Aim -
Wherever a line below holds the word "label", copy that line.

Source data -
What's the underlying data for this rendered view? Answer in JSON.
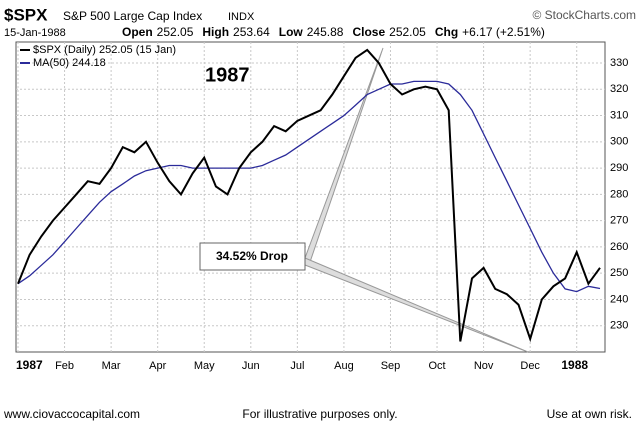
{
  "header": {
    "symbol": "$SPX",
    "name": "S&P 500 Large Cap Index",
    "exchange": "INDX",
    "source": "© StockCharts.com",
    "date": "15-Jan-1988",
    "quote": [
      {
        "label": "Open",
        "value": "252.05"
      },
      {
        "label": "High",
        "value": "253.64"
      },
      {
        "label": "Low",
        "value": "245.88"
      },
      {
        "label": "Close",
        "value": "252.05"
      },
      {
        "label": "Chg",
        "value": "+6.17 (+2.51%)"
      }
    ]
  },
  "chart_data": {
    "type": "line",
    "annotations": [
      "1987",
      "34.52% Drop"
    ],
    "categories": [
      "1987",
      null,
      null,
      null,
      "Feb",
      null,
      null,
      null,
      "Mar",
      null,
      null,
      null,
      "Apr",
      null,
      null,
      null,
      "May",
      null,
      null,
      null,
      "Jun",
      null,
      null,
      null,
      "Jul",
      null,
      null,
      null,
      "Aug",
      null,
      null,
      null,
      "Sep",
      null,
      null,
      null,
      "Oct",
      null,
      null,
      null,
      "Nov",
      null,
      null,
      null,
      "Dec",
      null,
      null,
      null,
      "1988",
      null,
      null
    ],
    "series": [
      {
        "name": "$SPX (Daily) 252.05 (15 Jan)",
        "color": "#000000",
        "values": [
          246,
          257,
          264,
          270,
          275,
          280,
          285,
          284,
          290,
          298,
          296,
          300,
          292,
          285,
          280,
          288,
          294,
          283,
          280,
          290,
          296,
          300,
          306,
          304,
          308,
          310,
          312,
          318,
          325,
          332,
          335,
          330,
          322,
          318,
          320,
          321,
          320,
          312,
          224,
          248,
          252,
          244,
          242,
          238,
          225,
          240,
          245,
          248,
          258,
          246,
          252.05
        ]
      },
      {
        "name": "MA(50) 244.18",
        "color": "#2b2b9a",
        "values": [
          246,
          249,
          253,
          257,
          262,
          267,
          272,
          277,
          281,
          284,
          287,
          289,
          290,
          291,
          291,
          290,
          290,
          290,
          290,
          290,
          290,
          291,
          293,
          295,
          298,
          301,
          304,
          307,
          310,
          314,
          318,
          320,
          322,
          322,
          323,
          323,
          323,
          322,
          318,
          312,
          303,
          294,
          285,
          276,
          267,
          258,
          250,
          244,
          243,
          245,
          244.18
        ]
      }
    ],
    "ylim": [
      220,
      338
    ],
    "yticks": [
      230,
      240,
      250,
      260,
      270,
      280,
      290,
      300,
      310,
      320,
      330
    ],
    "grid": true
  },
  "footer": {
    "left": "www.ciovaccocapital.com",
    "center": "For illustrative purposes only.",
    "right": "Use at own risk."
  }
}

Task solution -
        "label": "Open",
        "label": "High",
        "label": "Low",
        "label": "Close",
        "label": "Chg",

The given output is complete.